▸ **INFORMATION PROVIDED**:

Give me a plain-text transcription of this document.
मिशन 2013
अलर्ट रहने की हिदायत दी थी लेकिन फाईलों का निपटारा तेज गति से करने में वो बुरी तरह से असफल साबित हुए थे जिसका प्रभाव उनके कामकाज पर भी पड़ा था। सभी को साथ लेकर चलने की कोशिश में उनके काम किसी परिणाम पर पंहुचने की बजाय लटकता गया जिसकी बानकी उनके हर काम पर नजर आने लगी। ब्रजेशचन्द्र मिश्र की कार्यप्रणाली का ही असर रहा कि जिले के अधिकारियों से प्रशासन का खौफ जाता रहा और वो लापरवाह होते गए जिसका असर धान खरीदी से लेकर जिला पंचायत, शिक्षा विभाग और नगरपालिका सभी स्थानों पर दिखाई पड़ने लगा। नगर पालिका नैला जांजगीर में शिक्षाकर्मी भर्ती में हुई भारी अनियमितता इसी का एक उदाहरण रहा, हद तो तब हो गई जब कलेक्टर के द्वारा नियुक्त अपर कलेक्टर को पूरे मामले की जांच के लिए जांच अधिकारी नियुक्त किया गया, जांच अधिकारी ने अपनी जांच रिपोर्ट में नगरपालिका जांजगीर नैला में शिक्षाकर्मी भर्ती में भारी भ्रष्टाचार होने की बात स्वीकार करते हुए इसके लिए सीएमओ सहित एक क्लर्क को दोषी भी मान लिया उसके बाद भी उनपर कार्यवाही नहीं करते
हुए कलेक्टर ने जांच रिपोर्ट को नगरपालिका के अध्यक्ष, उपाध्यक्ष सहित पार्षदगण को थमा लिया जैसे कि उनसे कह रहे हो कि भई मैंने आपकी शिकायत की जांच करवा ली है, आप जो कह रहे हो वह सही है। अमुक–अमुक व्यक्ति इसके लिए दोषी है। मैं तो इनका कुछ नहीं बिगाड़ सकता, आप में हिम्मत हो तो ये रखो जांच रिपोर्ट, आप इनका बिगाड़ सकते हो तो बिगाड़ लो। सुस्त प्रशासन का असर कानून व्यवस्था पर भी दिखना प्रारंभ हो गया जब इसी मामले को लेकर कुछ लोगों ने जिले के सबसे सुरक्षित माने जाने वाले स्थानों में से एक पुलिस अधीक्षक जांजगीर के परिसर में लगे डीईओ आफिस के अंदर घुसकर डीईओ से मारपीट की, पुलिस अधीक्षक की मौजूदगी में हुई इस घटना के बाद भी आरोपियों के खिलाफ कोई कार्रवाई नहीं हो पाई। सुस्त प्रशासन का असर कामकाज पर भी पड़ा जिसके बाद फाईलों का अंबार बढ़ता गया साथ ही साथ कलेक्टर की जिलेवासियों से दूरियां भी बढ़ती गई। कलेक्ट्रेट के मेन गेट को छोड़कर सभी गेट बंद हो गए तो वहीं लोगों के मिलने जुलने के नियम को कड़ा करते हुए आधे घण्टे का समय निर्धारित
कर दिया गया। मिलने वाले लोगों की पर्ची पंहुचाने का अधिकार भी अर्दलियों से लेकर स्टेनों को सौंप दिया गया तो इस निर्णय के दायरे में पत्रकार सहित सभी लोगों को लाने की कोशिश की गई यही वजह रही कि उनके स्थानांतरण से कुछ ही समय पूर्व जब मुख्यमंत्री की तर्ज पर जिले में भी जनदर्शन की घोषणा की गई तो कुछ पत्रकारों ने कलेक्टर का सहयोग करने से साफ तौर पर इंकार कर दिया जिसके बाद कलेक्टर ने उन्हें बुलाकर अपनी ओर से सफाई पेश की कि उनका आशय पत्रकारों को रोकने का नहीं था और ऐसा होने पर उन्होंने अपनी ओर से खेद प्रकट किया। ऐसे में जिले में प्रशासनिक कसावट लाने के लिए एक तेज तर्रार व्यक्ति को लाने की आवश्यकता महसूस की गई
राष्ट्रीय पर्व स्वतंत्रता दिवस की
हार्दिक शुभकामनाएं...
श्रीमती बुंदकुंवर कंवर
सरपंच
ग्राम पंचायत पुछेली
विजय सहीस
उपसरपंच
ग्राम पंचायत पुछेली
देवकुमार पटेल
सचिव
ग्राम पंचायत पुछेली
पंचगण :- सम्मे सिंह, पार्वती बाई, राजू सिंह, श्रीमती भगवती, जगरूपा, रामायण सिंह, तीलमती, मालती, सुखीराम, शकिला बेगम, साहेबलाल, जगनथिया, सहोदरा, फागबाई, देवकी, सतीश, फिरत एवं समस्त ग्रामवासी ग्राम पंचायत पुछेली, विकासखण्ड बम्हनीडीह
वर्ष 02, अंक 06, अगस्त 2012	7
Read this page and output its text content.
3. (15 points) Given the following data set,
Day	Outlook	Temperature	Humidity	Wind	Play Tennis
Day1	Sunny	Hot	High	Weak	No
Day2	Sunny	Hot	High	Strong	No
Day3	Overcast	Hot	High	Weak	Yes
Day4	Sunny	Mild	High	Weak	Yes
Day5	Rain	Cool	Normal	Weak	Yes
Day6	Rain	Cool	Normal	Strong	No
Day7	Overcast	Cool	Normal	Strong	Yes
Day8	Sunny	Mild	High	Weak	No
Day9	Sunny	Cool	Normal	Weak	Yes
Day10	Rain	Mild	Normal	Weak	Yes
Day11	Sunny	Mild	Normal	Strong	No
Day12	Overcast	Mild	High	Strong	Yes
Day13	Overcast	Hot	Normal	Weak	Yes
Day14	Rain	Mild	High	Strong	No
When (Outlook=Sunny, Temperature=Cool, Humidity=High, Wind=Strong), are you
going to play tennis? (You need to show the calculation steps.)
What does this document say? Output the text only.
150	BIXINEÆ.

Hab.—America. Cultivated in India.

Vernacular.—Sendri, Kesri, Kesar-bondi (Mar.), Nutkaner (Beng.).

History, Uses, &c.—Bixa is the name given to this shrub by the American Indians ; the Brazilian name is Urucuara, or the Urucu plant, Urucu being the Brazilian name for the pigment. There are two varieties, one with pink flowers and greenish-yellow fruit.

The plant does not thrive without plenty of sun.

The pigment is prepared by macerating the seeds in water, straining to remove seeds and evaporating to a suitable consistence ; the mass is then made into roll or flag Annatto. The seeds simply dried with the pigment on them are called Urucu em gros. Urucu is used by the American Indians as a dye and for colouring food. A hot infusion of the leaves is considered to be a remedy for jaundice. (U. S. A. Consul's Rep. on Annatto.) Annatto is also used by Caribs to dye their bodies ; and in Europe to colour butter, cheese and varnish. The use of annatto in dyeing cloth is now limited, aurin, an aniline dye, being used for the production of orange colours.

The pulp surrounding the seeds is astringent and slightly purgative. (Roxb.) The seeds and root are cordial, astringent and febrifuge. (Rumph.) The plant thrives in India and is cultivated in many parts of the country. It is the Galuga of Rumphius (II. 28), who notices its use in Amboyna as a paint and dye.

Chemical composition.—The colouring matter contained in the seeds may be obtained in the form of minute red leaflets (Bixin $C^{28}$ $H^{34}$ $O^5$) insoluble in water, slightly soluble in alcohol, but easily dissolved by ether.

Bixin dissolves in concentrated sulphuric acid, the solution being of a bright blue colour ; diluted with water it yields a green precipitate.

▸ **WHAT YOU HAVE TO DO**: Filter the listing above by the word "text"; copy each line that passes.

▸ **TASK ANSWER**:
Give me a plain-text transcription of this document.
Read this page and output its text content.
What does this document say? Output the text only.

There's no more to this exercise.